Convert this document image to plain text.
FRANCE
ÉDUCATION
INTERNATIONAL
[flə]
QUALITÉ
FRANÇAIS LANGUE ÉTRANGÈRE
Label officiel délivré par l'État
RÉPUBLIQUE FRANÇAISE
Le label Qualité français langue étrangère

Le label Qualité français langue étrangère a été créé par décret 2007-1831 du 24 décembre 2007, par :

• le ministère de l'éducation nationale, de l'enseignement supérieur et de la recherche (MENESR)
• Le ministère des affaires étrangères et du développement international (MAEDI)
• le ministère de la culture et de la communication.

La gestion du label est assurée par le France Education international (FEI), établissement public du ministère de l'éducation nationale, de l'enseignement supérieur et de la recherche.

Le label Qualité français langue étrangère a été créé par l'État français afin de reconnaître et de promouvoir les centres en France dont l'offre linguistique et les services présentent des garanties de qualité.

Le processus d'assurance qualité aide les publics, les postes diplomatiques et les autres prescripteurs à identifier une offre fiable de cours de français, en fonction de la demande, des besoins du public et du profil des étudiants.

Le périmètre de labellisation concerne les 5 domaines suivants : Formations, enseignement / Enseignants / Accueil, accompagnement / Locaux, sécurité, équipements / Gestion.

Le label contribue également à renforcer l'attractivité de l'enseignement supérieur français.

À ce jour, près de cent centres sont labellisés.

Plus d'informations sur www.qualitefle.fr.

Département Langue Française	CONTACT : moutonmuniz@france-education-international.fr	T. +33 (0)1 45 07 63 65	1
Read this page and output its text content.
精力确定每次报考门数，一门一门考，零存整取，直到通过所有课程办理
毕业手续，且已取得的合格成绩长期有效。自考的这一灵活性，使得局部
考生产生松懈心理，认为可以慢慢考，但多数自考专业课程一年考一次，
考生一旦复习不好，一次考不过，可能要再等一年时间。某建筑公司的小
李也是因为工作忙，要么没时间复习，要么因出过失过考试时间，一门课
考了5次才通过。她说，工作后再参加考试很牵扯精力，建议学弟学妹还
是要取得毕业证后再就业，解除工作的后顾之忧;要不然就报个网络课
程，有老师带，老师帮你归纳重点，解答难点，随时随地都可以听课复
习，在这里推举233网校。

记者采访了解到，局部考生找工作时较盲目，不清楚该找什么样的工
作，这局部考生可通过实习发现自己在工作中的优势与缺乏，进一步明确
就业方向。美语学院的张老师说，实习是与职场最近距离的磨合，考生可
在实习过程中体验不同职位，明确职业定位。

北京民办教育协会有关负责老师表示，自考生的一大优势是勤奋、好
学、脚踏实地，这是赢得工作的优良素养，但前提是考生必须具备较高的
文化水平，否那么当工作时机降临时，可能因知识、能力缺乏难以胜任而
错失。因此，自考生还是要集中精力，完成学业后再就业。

= SET EXERCISE =
Gather and return every line that holds the string "this".

= ANSWER TO THE EXERCISE =
Convert this document image to plain text.
Read this page and output its text content.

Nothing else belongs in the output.